---- RAW RECORDS

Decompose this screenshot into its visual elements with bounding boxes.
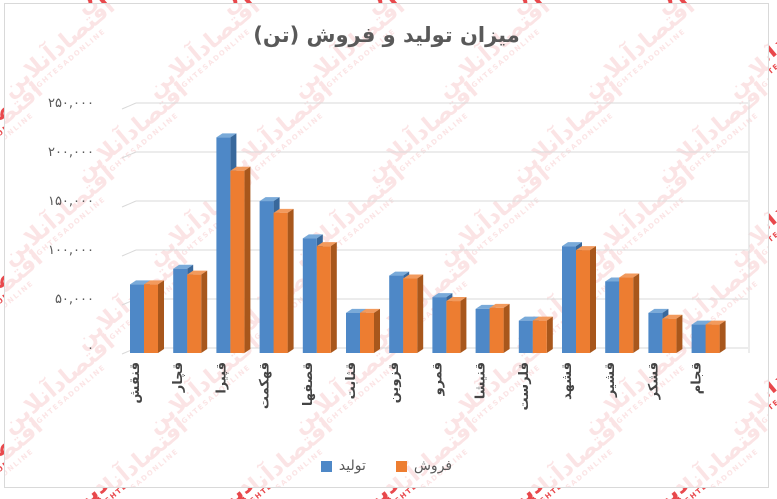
bar-sales-7 [446,297,467,353]
x-axis-category-label: قشهد [560,362,575,400]
bar-sales-5 [360,308,380,353]
chart-legend: تولید فروش [5,458,768,474]
x-axis-category-label: قشیر [603,362,618,398]
chart-card: اقتصادآنلاین EGHTESADONLINE اقتصادآنلاین EG… [4,3,769,488]
bar-sales-9 [532,316,553,353]
legend-label-production: تولید [338,458,366,474]
y-axis-tick-label: ۰ [87,341,94,356]
gridline-tail [121,200,137,208]
x-axis-category-label: قنقش [128,362,143,404]
gridline-tail [121,151,137,159]
y-axis-tick-label: ۱۰۰,۰۰۰ [48,243,94,258]
x-axis-category-label: قزوین [387,362,402,403]
x-axis-category-label: قثابت [344,362,359,399]
legend-swatch-production [320,460,332,472]
bar-sales-0 [144,280,164,353]
x-axis-category-label: قشکر [646,362,661,400]
x-axis-category-label: قپیرا [214,362,229,394]
y-axis-tick-label: ۲۵۰,۰۰۰ [48,96,94,111]
bar-sales-13 [705,320,726,353]
legend-swatch-sales [395,460,407,472]
x-axis-category-label: قهکمت [258,362,273,409]
bar-sales-1 [187,270,208,353]
x-axis-category-label: قجام [690,362,705,394]
gridline-tail [121,249,137,257]
x-axis-category-label: قمرو [430,362,445,396]
x-axis-category-label: قلرست [517,362,532,410]
bar-sales-4 [316,242,337,353]
bar-sales-6 [403,274,424,353]
bar-sales-8 [489,303,510,353]
legend-item-production: تولید [320,458,366,474]
gridline-tail [121,102,137,110]
legend-item-sales: فروش [395,458,453,474]
bar-sales-10 [576,246,596,353]
x-axis-category-label: قنیشا [474,362,489,399]
bar-chart: ۰ ۵۰,۰۰۰ ۱۰۰,۰۰۰ ۱۵۰,۰۰۰ ۲۰۰,۰۰۰ ۲۵۰,۰۰۰ قنقش ق… [48,96,750,410]
legend-label-sales: فروش [413,458,453,474]
bar-sales-11 [619,273,640,353]
y-axis-tick-label: ۵۰,۰۰۰ [55,292,94,307]
y-axis-tick-label: ۲۰۰,۰۰۰ [48,145,94,160]
y-axis-tick-label: ۱۵۰,۰۰۰ [48,194,94,209]
bar-sales-3 [273,208,294,353]
x-axis-category-label: قچار [171,362,186,393]
bar-sales-12 [662,314,683,353]
bar-sales-2 [230,166,251,353]
chart-title: میزان تولید و فروش (تن) [253,23,520,47]
x-axis-category-label: قصفها [301,362,316,406]
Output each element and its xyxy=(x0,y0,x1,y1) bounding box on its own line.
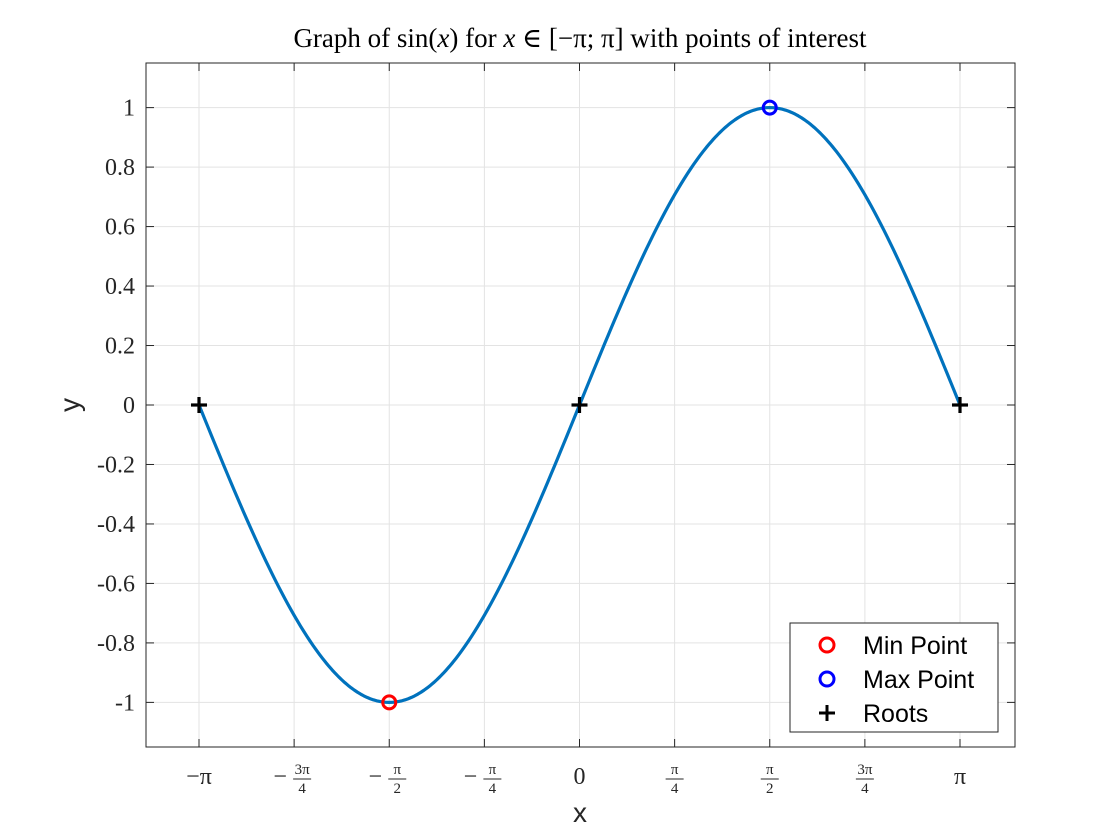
x-tick-denominator: 4 xyxy=(671,781,679,797)
root-marker xyxy=(571,397,588,413)
y-tick-label: -1 xyxy=(115,690,135,716)
x-tick-label: −π xyxy=(186,764,212,790)
x-tick-sign: − xyxy=(464,764,478,790)
y-tick-label: 0.2 xyxy=(105,334,135,360)
legend: Min Point Max Point Roots xyxy=(789,622,999,733)
x-tick-label: − π 4 xyxy=(464,762,502,797)
x-tick-denominator: 2 xyxy=(393,781,401,797)
axis-ticks xyxy=(146,63,1015,747)
x-tick-label: 0 xyxy=(574,764,586,790)
y-tick-label: -0.6 xyxy=(97,571,135,597)
y-tick-label: -0.8 xyxy=(97,631,135,657)
x-tick-label: 3π4 xyxy=(855,762,874,797)
x-tick-numerator: π xyxy=(489,762,497,778)
x-tick-label: π xyxy=(954,764,966,790)
x-tick-sign: − xyxy=(273,764,287,790)
legend-min-point-marker xyxy=(818,636,836,654)
x-tick-numerator: π xyxy=(766,762,774,778)
y-axis-label: y xyxy=(54,398,85,412)
x-tick-numerator: π xyxy=(671,762,679,778)
legend-min-point-label: Min Point xyxy=(863,632,967,660)
x-tick-text: 0 xyxy=(574,764,586,790)
y-tick-label: 0 xyxy=(123,393,135,419)
marker-layer xyxy=(191,99,968,711)
x-axis-label: x xyxy=(573,797,587,828)
x-tick-denominator: 4 xyxy=(861,781,869,797)
y-tick-label: -0.4 xyxy=(97,512,135,538)
legend-roots-marker xyxy=(819,705,835,721)
x-tick-numerator: π xyxy=(393,762,401,778)
max-point-marker xyxy=(761,99,778,116)
x-tick-label: −3π 4 xyxy=(273,762,312,797)
x-tick-text: π xyxy=(954,764,966,790)
x-tick-label: − π 2 xyxy=(368,762,407,797)
y-tick-label: 0.8 xyxy=(105,155,135,181)
root-marker xyxy=(191,397,207,413)
x-tick-numerator: 3π xyxy=(857,762,873,778)
legend-max-point-label: Max Point xyxy=(863,666,974,694)
x-tick-denominator: 2 xyxy=(766,781,774,797)
y-tick-label: -0.2 xyxy=(97,452,135,478)
x-tick-label: π4 xyxy=(665,762,684,797)
x-tick-label: π2 xyxy=(760,762,779,797)
y-tick-label: 0.4 xyxy=(105,274,135,300)
legend-roots-label: Roots xyxy=(863,700,928,728)
legend-max-point-marker xyxy=(818,670,836,688)
x-tick-text: −π xyxy=(186,764,212,790)
y-tick-label: 0.6 xyxy=(105,215,135,241)
y-tick-label: 1 xyxy=(123,96,135,122)
grid-lines xyxy=(146,63,1015,747)
x-tick-numerator: 3π xyxy=(295,762,311,778)
x-tick-sign: − xyxy=(368,764,382,790)
root-marker xyxy=(952,397,968,413)
y-tick-labels: 1 0.8 0.6 0.4 0.2 0 -0.2 -0.4 -0.6 -0.8 -1 xyxy=(97,96,135,717)
min-point-marker xyxy=(381,694,398,711)
x-tick-denominator: 4 xyxy=(489,781,497,797)
chart-title: Graph of sin(x) for x ∈ [−π; π] with poi… xyxy=(293,23,867,53)
x-tick-denominator: 4 xyxy=(298,781,306,797)
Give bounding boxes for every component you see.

--------

THE TASK:
Counting case-sensitively, how many lines of the records contain the string "chart"? Reply with the number alone.

OUTPUT:
5